• **TASK INPUT**:
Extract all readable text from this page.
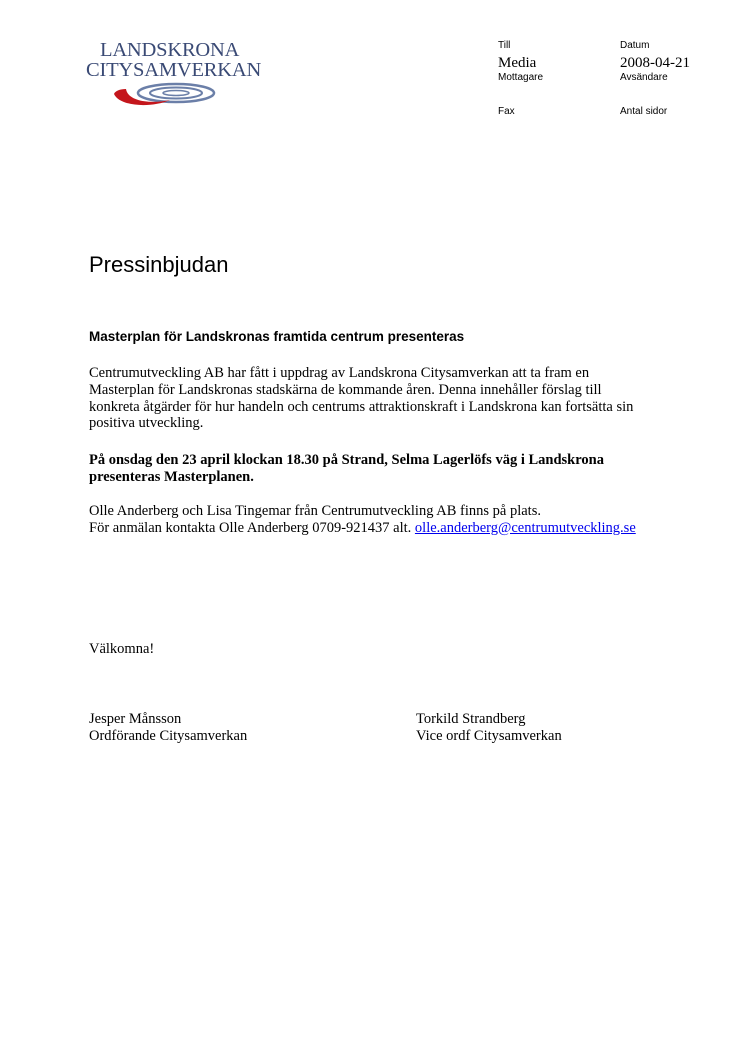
LANDSKRONA
CITYSAMVERKAN
Till
Media
Mottagare
Fax
Datum
2008-04-21
Avsändare
Antal sidor
Pressinbjudan
Masterplan för Landskronas framtida centrum presenteras
Centrumutveckling AB har fått i uppdrag av Landskrona Citysamverkan att ta fram en
Masterplan för Landskronas stadskärna de kommande åren. Denna innehåller förslag till
konkreta åtgärder för hur handeln och centrums attraktionskraft i Landskrona kan fortsätta sin
positiva utveckling.
På onsdag den 23 april klockan 18.30 på Strand, Selma Lagerlöfs väg i Landskrona
presenteras Masterplanen.
Olle Anderberg och Lisa Tingemar från Centrumutveckling AB finns på plats.
För anmälan kontakta Olle Anderberg 0709-921437 alt. olle.anderberg@centrumutveckling.se
Välkomna!
Jesper Månsson
Ordförande Citysamverkan
Torkild Strandberg
Vice ordf Citysamverkan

• **PROBLEM STATEMENT**: Retype the entries word for word. Omit any images.

• **ANSWER TO THE TASK**:
Extract all readable text from this page.
LANDSKRONA
CITYSAMVERKAN
Till
Media
Mottagare
Fax
Datum
2008-04-21
Avsändare
Antal sidor
Pressinbjudan
Masterplan för Landskronas framtida centrum presenteras
Centrumutveckling AB har fått i uppdrag av Landskrona Citysamverkan att ta fram en
Masterplan för Landskronas stadskärna de kommande åren. Denna innehåller förslag till
konkreta åtgärder för hur handeln och centrums attraktionskraft i Landskrona kan fortsätta sin
positiva utveckling.
På onsdag den 23 april klockan 18.30 på Strand, Selma Lagerlöfs väg i Landskrona
presenteras Masterplanen.
Olle Anderberg och Lisa Tingemar från Centrumutveckling AB finns på plats.
För anmälan kontakta Olle Anderberg 0709-921437 alt. olle.anderberg@centrumutveckling.se
Välkomna!
Jesper Månsson
Ordförande Citysamverkan
Torkild Strandberg
Vice ordf Citysamverkan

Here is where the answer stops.